— begin Provided records —
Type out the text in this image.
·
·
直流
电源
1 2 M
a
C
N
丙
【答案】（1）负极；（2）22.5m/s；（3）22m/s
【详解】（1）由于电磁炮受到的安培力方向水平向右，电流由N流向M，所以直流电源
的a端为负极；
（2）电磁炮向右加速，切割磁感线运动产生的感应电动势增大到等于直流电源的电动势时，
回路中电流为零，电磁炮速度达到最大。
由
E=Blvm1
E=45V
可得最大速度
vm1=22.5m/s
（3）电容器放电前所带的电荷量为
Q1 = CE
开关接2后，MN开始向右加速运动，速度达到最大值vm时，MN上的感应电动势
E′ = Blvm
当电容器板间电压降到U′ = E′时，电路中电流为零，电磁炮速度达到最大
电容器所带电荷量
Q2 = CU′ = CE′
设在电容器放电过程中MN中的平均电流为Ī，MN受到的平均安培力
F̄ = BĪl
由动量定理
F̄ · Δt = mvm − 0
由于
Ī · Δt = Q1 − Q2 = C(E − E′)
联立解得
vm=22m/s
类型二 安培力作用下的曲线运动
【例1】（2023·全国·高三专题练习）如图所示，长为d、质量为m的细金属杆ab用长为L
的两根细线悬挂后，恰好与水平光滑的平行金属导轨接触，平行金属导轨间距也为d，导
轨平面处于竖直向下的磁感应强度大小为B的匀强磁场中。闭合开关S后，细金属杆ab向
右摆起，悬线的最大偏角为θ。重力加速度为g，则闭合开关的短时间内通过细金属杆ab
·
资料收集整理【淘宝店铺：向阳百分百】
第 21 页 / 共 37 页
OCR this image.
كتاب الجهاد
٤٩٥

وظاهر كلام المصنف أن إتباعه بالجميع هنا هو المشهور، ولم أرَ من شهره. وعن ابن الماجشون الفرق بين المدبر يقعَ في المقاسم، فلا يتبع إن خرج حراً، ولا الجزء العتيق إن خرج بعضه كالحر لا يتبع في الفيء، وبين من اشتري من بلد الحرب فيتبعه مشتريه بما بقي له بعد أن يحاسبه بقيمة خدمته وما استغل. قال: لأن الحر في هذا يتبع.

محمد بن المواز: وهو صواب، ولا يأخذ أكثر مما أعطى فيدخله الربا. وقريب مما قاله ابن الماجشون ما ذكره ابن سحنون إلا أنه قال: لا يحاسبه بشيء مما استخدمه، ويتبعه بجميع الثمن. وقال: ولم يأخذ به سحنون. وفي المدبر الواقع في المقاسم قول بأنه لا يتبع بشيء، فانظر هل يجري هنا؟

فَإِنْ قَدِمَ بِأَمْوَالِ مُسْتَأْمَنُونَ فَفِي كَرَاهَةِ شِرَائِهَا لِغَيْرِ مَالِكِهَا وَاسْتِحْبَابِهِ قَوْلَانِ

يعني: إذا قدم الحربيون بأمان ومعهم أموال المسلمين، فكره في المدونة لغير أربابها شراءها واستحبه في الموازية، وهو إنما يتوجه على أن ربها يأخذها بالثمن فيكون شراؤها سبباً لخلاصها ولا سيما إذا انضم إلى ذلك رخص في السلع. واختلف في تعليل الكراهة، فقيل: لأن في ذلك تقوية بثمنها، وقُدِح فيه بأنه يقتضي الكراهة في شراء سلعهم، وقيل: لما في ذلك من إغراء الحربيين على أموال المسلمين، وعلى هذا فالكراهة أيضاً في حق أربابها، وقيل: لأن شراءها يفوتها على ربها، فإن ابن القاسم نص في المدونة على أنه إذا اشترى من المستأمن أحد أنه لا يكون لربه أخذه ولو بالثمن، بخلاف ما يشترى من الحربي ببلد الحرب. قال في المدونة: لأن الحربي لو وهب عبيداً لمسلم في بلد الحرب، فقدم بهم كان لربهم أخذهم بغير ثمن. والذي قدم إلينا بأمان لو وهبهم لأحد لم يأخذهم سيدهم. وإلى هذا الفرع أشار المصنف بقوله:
— end Provided records —
### Goal:
Extract each entry in full, exactly as given.

### Output of the task:
Type out the text in this image.
·
·
直流
电源
1 2 M
a
C
N
丙
【答案】（1）负极；（2）22.5m/s；（3）22m/s
【详解】（1）由于电磁炮受到的安培力方向水平向右，电流由N流向M，所以直流电源
的a端为负极；
（2）电磁炮向右加速，切割磁感线运动产生的感应电动势增大到等于直流电源的电动势时，
回路中电流为零，电磁炮速度达到最大。
由
E=Blvm1
E=45V
可得最大速度
vm1=22.5m/s
（3）电容器放电前所带的电荷量为
Q1 = CE
开关接2后，MN开始向右加速运动，速度达到最大值vm时，MN上的感应电动势
E′ = Blvm
当电容器板间电压降到U′ = E′时，电路中电流为零，电磁炮速度达到最大
电容器所带电荷量
Q2 = CU′ = CE′
设在电容器放电过程中MN中的平均电流为Ī，MN受到的平均安培力
F̄ = BĪl
由动量定理
F̄ · Δt = mvm − 0
由于
Ī · Δt = Q1 − Q2 = C(E − E′)
联立解得
vm=22m/s
类型二 安培力作用下的曲线运动
【例1】（2023·全国·高三专题练习）如图所示，长为d、质量为m的细金属杆ab用长为L
的两根细线悬挂后，恰好与水平光滑的平行金属导轨接触，平行金属导轨间距也为d，导
轨平面处于竖直向下的磁感应强度大小为B的匀强磁场中。闭合开关S后，细金属杆ab向
右摆起，悬线的最大偏角为θ。重力加速度为g，则闭合开关的短时间内通过细金属杆ab
·
资料收集整理【淘宝店铺：向阳百分百】
第 21 页 / 共 37 页
OCR this image.
كتاب الجهاد
٤٩٥

وظاهر كلام المصنف أن إتباعه بالجميع هنا هو المشهور، ولم أرَ من شهره. وعن ابن الماجشون الفرق بين المدبر يقعَ في المقاسم، فلا يتبع إن خرج حراً، ولا الجزء العتيق إن خرج بعضه كالحر لا يتبع في الفيء، وبين من اشتري من بلد الحرب فيتبعه مشتريه بما بقي له بعد أن يحاسبه بقيمة خدمته وما استغل. قال: لأن الحر في هذا يتبع.

محمد بن المواز: وهو صواب، ولا يأخذ أكثر مما أعطى فيدخله الربا. وقريب مما قاله ابن الماجشون ما ذكره ابن سحنون إلا أنه قال: لا يحاسبه بشيء مما استخدمه، ويتبعه بجميع الثمن. وقال: ولم يأخذ به سحنون. وفي المدبر الواقع في المقاسم قول بأنه لا يتبع بشيء، فانظر هل يجري هنا؟

فَإِنْ قَدِمَ بِأَمْوَالِ مُسْتَأْمَنُونَ فَفِي كَرَاهَةِ شِرَائِهَا لِغَيْرِ مَالِكِهَا وَاسْتِحْبَابِهِ قَوْلَانِ

يعني: إذا قدم الحربيون بأمان ومعهم أموال المسلمين، فكره في المدونة لغير أربابها شراءها واستحبه في الموازية، وهو إنما يتوجه على أن ربها يأخذها بالثمن فيكون شراؤها سبباً لخلاصها ولا سيما إذا انضم إلى ذلك رخص في السلع. واختلف في تعليل الكراهة، فقيل: لأن في ذلك تقوية بثمنها، وقُدِح فيه بأنه يقتضي الكراهة في شراء سلعهم، وقيل: لما في ذلك من إغراء الحربيين على أموال المسلمين، وعلى هذا فالكراهة أيضاً في حق أربابها، وقيل: لأن شراءها يفوتها على ربها، فإن ابن القاسم نص في المدونة على أنه إذا اشترى من المستأمن أحد أنه لا يكون لربه أخذه ولو بالثمن، بخلاف ما يشترى من الحربي ببلد الحرب. قال في المدونة: لأن الحربي لو وهب عبيداً لمسلم في بلد الحرب، فقدم بهم كان لربهم أخذهم بغير ثمن. والذي قدم إلينا بأمان لو وهبهم لأحد لم يأخذهم سيدهم. وإلى هذا الفرع أشار المصنف بقوله:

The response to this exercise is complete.